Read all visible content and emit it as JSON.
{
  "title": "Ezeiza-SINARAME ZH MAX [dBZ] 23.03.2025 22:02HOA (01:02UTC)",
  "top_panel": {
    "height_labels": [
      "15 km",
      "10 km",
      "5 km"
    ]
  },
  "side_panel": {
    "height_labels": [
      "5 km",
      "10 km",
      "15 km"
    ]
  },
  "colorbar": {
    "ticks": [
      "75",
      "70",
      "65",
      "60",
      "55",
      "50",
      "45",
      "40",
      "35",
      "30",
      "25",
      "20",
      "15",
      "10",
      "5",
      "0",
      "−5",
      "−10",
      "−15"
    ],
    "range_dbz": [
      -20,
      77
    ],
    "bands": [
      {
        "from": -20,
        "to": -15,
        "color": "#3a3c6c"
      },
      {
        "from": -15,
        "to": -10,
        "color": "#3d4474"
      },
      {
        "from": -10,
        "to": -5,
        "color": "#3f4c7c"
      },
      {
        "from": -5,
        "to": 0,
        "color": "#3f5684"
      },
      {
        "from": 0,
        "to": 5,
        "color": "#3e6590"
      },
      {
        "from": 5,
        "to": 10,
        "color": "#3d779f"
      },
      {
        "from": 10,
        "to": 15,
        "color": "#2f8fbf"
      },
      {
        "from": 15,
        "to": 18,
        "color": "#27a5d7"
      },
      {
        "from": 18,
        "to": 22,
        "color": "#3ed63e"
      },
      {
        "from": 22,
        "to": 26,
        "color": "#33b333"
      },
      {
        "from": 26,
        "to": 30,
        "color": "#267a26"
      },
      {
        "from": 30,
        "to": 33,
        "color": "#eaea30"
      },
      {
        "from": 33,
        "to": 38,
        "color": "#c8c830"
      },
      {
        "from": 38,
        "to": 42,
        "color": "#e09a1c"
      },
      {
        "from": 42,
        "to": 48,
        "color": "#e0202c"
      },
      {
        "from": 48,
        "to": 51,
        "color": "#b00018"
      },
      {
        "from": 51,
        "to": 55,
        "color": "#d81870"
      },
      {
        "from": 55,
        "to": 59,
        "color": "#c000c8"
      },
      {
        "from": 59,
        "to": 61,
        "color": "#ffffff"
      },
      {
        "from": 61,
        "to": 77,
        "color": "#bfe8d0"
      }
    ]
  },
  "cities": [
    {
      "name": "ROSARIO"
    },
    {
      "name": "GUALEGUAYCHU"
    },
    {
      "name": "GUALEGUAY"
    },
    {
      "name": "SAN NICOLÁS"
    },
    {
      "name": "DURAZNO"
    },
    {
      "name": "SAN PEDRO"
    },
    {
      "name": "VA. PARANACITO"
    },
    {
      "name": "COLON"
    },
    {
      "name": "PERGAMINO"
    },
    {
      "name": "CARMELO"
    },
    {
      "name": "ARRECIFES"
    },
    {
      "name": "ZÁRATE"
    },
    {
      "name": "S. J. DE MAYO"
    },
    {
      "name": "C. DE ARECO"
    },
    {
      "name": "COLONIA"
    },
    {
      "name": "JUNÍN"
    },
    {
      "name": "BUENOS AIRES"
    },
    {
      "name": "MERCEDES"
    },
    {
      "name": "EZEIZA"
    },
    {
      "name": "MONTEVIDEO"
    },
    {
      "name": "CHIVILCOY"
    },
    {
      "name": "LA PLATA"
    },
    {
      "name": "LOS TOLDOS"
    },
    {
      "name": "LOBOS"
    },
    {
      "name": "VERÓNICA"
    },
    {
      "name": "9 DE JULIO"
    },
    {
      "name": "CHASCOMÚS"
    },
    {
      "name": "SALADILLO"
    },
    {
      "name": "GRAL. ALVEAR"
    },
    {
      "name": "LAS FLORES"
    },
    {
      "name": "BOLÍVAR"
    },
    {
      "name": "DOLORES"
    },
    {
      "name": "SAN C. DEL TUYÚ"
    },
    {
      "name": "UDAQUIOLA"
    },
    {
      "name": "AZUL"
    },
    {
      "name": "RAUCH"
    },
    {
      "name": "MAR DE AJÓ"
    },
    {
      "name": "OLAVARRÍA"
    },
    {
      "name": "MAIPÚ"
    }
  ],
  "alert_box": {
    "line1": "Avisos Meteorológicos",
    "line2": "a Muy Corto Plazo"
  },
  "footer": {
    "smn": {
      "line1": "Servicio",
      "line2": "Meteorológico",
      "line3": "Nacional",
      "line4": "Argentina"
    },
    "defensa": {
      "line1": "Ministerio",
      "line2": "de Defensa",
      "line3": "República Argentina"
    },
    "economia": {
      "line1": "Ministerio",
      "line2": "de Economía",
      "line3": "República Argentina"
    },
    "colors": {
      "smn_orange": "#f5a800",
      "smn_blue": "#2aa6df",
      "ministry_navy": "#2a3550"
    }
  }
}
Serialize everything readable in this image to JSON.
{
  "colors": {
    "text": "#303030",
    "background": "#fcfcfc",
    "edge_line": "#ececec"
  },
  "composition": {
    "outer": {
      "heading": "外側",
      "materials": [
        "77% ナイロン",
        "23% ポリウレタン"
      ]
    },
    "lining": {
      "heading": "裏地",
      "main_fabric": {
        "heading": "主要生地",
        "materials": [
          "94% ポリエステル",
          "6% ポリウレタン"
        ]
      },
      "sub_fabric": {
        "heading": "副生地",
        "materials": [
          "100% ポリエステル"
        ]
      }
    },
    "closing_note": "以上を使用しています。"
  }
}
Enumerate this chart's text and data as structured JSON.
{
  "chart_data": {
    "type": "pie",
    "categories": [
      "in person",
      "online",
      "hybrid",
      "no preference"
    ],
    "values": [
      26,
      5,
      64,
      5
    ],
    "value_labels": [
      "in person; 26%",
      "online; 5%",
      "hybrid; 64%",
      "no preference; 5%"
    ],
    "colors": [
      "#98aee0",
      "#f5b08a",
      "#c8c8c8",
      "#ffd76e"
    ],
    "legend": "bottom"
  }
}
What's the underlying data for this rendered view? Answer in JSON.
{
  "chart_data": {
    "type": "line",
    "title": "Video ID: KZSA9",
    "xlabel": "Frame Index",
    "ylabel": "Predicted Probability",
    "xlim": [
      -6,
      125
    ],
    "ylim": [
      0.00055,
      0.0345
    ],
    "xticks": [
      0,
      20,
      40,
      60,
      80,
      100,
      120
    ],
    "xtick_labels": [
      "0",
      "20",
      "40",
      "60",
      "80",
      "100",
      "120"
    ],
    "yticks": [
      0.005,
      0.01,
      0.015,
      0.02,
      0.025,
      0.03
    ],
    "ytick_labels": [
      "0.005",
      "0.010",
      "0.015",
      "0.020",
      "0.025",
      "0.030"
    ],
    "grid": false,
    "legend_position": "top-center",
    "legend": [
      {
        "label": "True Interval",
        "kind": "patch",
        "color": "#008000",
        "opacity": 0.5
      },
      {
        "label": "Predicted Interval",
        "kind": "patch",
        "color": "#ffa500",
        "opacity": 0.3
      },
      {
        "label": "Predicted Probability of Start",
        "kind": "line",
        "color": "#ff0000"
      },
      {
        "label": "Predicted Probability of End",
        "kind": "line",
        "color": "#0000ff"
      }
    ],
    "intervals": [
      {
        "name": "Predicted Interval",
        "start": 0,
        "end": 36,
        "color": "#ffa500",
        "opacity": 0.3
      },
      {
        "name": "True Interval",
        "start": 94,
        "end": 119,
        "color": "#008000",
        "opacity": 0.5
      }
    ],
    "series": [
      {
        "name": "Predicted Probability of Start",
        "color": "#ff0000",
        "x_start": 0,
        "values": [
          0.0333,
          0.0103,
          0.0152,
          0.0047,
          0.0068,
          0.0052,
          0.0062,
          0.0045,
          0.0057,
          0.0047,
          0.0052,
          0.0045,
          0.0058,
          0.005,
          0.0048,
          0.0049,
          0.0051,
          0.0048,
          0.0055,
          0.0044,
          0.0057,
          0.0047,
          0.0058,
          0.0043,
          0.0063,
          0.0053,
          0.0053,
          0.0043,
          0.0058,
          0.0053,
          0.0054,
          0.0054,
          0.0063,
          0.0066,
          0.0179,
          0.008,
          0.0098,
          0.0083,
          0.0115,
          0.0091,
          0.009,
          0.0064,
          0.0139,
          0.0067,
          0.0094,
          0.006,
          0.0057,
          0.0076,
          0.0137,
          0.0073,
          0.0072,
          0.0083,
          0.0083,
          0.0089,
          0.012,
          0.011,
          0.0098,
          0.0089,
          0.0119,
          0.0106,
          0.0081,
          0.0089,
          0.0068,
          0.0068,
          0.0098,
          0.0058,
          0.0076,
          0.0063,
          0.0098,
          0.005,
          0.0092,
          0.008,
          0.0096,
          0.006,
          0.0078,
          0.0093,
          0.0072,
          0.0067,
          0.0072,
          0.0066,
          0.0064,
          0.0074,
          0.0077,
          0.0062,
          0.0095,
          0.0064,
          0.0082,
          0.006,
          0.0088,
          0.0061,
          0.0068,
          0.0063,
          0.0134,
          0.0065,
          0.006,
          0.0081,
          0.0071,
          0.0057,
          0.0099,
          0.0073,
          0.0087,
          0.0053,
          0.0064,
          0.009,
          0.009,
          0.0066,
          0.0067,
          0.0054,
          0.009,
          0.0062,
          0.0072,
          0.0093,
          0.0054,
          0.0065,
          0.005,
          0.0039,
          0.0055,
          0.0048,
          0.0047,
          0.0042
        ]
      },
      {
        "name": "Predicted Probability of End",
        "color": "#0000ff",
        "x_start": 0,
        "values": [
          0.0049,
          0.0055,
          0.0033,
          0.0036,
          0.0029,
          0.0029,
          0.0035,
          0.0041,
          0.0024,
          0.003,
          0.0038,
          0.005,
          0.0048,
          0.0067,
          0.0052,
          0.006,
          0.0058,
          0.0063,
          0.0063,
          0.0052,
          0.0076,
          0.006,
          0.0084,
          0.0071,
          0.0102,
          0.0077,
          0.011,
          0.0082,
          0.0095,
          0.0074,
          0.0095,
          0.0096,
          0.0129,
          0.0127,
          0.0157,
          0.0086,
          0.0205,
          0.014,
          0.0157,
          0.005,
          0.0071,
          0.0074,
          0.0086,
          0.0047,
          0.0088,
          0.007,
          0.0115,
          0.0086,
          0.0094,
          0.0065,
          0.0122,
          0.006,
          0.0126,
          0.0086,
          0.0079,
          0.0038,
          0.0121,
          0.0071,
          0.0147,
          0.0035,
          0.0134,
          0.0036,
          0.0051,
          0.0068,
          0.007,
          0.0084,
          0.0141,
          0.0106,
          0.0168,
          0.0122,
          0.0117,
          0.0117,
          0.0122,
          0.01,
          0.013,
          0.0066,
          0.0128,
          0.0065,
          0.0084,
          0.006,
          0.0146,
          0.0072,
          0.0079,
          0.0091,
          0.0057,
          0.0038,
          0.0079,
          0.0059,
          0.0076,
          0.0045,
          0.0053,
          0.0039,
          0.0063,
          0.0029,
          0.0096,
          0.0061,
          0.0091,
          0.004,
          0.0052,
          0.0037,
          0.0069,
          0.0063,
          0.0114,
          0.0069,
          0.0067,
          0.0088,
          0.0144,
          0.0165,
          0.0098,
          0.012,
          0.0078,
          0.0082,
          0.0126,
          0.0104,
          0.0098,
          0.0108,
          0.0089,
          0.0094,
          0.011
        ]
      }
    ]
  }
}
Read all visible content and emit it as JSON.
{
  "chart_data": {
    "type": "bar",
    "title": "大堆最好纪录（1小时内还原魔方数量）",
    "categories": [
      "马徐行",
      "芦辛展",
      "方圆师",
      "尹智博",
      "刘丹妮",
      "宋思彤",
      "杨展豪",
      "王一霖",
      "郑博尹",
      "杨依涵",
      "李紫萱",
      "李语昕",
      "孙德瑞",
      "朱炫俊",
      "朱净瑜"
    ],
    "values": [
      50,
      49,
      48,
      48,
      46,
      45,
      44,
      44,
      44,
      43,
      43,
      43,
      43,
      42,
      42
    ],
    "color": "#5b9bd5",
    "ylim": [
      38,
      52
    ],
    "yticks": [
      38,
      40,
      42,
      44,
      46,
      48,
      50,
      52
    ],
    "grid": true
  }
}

## [TASK TO COMPLETE]
Give only the count of lines in the data that include the string "text".

## [RESPONSE]
2